- _SHORT PROBLEM_
Transcribe every line, keeping it exact.
+++++
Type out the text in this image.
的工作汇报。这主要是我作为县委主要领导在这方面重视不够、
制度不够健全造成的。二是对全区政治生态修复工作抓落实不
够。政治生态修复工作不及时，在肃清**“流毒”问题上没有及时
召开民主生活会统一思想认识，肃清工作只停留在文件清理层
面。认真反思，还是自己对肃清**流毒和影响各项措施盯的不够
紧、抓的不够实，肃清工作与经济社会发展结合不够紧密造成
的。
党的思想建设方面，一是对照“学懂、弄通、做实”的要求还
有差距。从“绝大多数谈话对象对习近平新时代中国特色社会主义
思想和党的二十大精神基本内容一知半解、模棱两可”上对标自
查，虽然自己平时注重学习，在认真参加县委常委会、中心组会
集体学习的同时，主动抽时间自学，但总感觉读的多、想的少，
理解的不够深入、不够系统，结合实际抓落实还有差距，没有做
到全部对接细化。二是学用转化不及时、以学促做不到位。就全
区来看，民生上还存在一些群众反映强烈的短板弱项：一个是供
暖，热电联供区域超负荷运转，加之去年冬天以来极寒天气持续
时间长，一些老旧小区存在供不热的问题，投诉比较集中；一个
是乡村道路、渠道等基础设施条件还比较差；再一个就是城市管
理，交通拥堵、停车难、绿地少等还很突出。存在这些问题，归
+++++
- _TASK RESULT_
Type out the text in this image.
的工作汇报。这主要是我作为县委主要领导在这方面重视不够、
制度不够健全造成的。二是对全区政治生态修复工作抓落实不
够。政治生态修复工作不及时，在肃清**“流毒”问题上没有及时
召开民主生活会统一思想认识，肃清工作只停留在文件清理层
面。认真反思，还是自己对肃清**流毒和影响各项措施盯的不够
紧、抓的不够实，肃清工作与经济社会发展结合不够紧密造成
的。
党的思想建设方面，一是对照“学懂、弄通、做实”的要求还
有差距。从“绝大多数谈话对象对习近平新时代中国特色社会主义
思想和党的二十大精神基本内容一知半解、模棱两可”上对标自
查，虽然自己平时注重学习，在认真参加县委常委会、中心组会
集体学习的同时，主动抽时间自学，但总感觉读的多、想的少，
理解的不够深入、不够系统，结合实际抓落实还有差距，没有做
到全部对接细化。二是学用转化不及时、以学促做不到位。就全
区来看，民生上还存在一些群众反映强烈的短板弱项：一个是供
暖，热电联供区域超负荷运转，加之去年冬天以来极寒天气持续
时间长，一些老旧小区存在供不热的问题，投诉比较集中；一个
是乡村道路、渠道等基础设施条件还比较差；再一个就是城市管
理，交通拥堵、停车难、绿地少等还很突出。存在这些问题，归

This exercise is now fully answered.